GIVEN TEXT

——————————

Residents Address West Hartford Town Council at Final Budget Hearing before Vote

West Hartford Town Hall. Photo credit: Ronni Newton

The second of two public hearings on West Hartford’s proposed 2019-2020 budget was held on Monday afternoon.

By Ronni Newton

The West Hartford Town Council held the second of two budget hearings Monday afternoon, and eight residents took the opportunity to share their opinions about the $297.9 million FY2020 budget presented on March 12 by Town Manager Matt Hart.

Residents offered a combination of suggestions for savings, criticism, requests, and praise to the Town Council and the town manager regarding the handling of West Hartford’s finances.

Jonathan Bilmes, a former public works director who recently formed a consulting company focused on materials management, operations, and organizational efficiencies, commended the town on its budgeting, particularly for plans to hire a part-time employee for recycling education.

Bilmes said that the town’s move several years ago to weekly collection of recyclables “apparently placates a small number of residents,” and he suggested reverting to back to biweekly collection as a cost-saving measure. “The cost per ton for collecting this small amount of recyclables is astronomical” under the weekly collection program, Bilmes said.

——————————

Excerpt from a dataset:

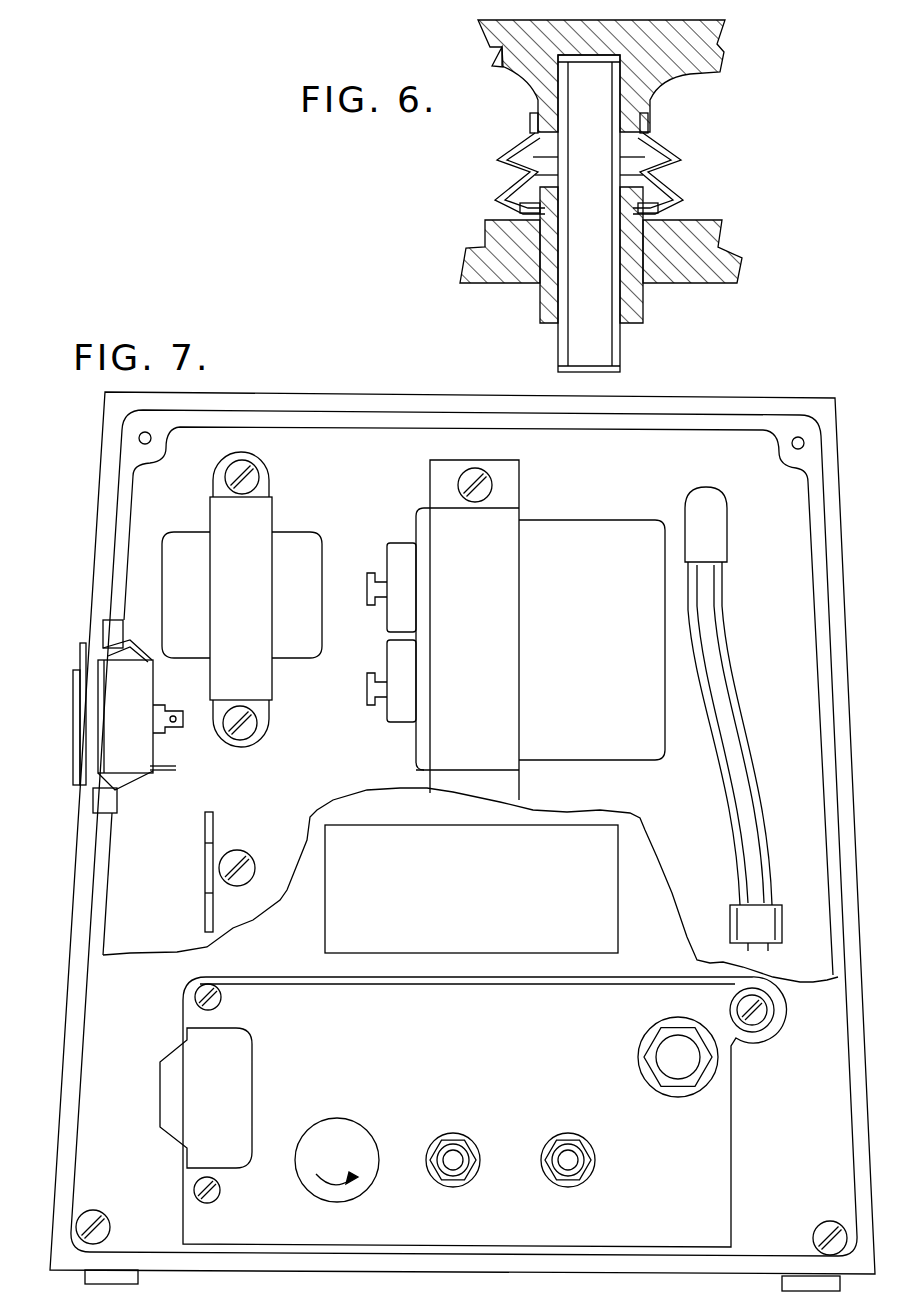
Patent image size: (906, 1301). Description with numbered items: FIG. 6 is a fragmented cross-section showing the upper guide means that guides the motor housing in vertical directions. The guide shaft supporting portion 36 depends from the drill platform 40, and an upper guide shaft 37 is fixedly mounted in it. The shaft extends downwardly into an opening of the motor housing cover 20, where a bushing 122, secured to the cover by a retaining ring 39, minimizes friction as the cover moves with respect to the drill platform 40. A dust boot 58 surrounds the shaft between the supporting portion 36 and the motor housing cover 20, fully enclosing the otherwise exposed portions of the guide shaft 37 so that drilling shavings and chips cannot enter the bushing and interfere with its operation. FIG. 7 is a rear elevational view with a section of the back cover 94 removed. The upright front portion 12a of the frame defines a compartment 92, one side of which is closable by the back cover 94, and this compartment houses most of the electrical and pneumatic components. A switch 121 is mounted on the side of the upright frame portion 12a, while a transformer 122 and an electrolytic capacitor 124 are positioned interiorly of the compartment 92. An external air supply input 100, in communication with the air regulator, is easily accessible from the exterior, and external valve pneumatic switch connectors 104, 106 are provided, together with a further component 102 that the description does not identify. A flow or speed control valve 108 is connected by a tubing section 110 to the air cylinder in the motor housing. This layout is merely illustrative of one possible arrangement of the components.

In FIG. 7, the upright front portion 12a is at (82, 916).
In FIG. 6, the motor housing cover 20 is at (498, 236).
In FIG. 6, the guide shaft supporting portion 36 is at (643, 77).
In FIG. 6, the upper guide shaft 37 is at (595, 353).
In FIG. 6, the retaining ring 39 is at (683, 192).
In FIG. 6, the drill platform 40 is at (513, 53).
In FIG. 6, the dust boot 58 is at (513, 143).
In FIG. 7, the compartment 92 is at (130, 848).
In FIG. 7, the back cover 94 is at (107, 1031).
In FIG. 7, the external air supply input 100 is at (643, 1073).
In FIG. 7, the fuse holder 102 is at (366, 1182).
In FIG. 7, the external valve pneumatic switch connector 104 is at (462, 1181).
In FIG. 7, the external valve pneumatic switch connector 106 is at (588, 1177).
In FIG. 7, the flow or speed control valve 108 is at (782, 968).
In FIG. 7, the tubing section 110 is at (722, 703).
In FIG. 7, the switch 121 is at (73, 750).
In FIG. 6, the bushing / transformer 122 is at (550, 308).
In FIG. 7, the bushing / transformer 122 is at (262, 627).
In FIG. 7, the electrolytic capacitor 124 is at (608, 604).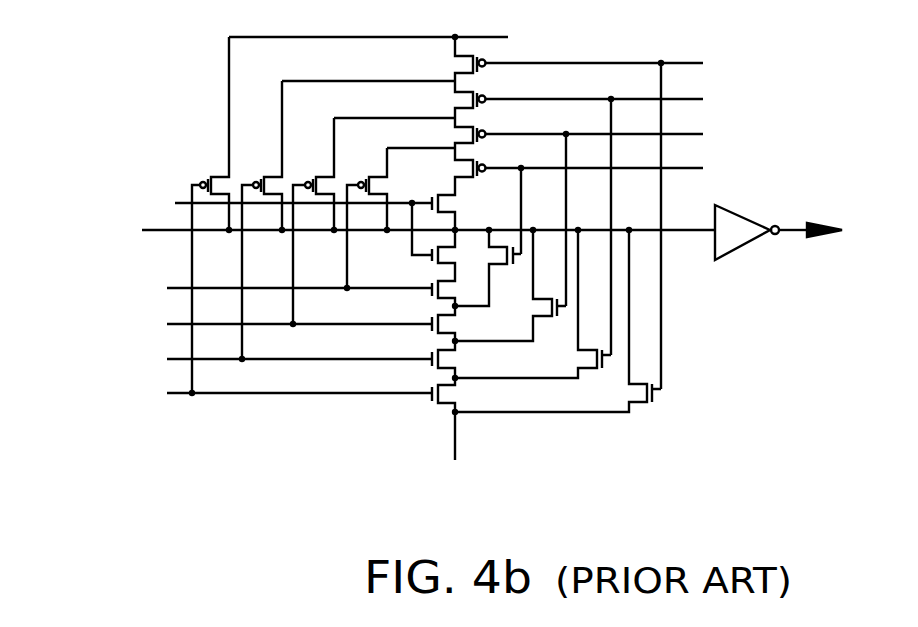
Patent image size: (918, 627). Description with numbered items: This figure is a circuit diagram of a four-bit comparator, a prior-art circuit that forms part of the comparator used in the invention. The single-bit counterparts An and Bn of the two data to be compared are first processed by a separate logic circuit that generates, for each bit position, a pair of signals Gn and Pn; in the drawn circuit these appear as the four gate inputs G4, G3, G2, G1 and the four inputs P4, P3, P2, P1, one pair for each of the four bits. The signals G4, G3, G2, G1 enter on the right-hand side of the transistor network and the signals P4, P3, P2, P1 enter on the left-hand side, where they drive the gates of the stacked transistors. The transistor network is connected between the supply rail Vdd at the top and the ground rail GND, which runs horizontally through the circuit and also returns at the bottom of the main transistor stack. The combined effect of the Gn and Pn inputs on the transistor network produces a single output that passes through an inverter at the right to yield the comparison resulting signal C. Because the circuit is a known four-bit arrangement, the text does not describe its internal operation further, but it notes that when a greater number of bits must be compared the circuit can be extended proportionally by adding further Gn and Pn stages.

The supply voltage rail Vdd is at (397, 38).
The ground rail GND is at (381, 361).
The signal G4 is at (616, 217).
The signal G3 is at (616, 218).
The signal G2 is at (616, 211).
The signal G1 is at (616, 202).
The signal P4 is at (278, 288).
The signal P3 is at (278, 324).
The signal P2 is at (278, 359).
The signal P1 is at (278, 393).
The comparison resulting signal C is at (778, 225).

——————————

WHAT NEEDS TO BE DONE
According to the budget hearing article, what cost-saving measure did Jonathan Bilmes suggest?

TASK ANSWER
He suggested going back to biweekly collection of recyclables instead of weekly collection.